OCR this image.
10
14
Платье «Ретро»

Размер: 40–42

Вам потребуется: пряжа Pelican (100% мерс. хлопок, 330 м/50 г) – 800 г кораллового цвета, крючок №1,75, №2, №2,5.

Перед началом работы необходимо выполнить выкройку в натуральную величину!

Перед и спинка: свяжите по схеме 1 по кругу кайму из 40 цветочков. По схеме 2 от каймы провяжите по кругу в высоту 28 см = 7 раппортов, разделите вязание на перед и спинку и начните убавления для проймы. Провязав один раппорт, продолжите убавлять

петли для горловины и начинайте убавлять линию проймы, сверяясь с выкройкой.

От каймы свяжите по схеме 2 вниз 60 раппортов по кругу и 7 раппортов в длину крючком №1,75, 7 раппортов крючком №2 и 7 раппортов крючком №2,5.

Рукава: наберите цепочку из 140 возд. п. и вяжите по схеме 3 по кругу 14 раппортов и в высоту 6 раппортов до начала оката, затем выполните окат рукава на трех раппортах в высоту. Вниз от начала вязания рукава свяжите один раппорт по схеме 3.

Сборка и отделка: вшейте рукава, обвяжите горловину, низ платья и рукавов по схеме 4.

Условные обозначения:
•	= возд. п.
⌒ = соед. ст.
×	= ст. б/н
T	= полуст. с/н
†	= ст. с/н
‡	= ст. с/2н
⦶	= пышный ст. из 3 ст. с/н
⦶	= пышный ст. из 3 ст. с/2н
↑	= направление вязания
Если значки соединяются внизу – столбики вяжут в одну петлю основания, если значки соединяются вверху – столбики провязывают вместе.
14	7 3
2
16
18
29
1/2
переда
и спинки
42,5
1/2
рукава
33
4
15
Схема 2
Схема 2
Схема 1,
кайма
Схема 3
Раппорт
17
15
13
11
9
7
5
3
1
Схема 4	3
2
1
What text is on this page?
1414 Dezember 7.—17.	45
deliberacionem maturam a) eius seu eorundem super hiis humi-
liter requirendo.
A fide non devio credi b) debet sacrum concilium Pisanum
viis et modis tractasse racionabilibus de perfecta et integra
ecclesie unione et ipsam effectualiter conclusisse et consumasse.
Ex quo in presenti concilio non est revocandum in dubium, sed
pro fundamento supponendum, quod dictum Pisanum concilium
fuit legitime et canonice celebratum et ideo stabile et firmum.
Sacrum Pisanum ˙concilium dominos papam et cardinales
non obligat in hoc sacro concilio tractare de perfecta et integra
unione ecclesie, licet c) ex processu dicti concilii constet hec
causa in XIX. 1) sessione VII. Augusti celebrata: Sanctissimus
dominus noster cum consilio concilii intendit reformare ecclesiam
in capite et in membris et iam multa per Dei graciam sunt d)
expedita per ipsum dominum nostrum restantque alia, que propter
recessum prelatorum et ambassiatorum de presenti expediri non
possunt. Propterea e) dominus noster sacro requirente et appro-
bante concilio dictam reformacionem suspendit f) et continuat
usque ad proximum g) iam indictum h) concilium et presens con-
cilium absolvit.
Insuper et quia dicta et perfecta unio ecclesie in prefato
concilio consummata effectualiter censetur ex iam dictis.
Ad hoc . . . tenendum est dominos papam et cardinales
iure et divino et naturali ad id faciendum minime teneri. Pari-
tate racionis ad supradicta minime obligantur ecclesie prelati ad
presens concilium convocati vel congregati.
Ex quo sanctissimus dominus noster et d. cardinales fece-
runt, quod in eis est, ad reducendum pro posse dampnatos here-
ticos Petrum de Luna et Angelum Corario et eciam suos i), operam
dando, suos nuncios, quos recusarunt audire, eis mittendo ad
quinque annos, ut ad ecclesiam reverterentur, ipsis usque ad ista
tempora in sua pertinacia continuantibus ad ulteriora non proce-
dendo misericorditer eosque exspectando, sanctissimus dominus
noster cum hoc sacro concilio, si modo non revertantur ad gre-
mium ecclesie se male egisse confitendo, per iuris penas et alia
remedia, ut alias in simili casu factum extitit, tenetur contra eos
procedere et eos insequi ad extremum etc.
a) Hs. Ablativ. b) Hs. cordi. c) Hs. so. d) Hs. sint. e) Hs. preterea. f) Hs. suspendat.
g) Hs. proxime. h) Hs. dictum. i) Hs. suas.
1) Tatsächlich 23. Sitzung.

▬▬▬

- [EXERCISE TASK]
Find the word "perfecta" in the material, then list each line that holds it.

- [ANSWER]
viis et modis tractasse racionabilibus de perfecta et integra
non obligat in hoc sacro concilio tractare de perfecta et integra
Insuper et quia dicta et perfecta unio ecclesie in prefato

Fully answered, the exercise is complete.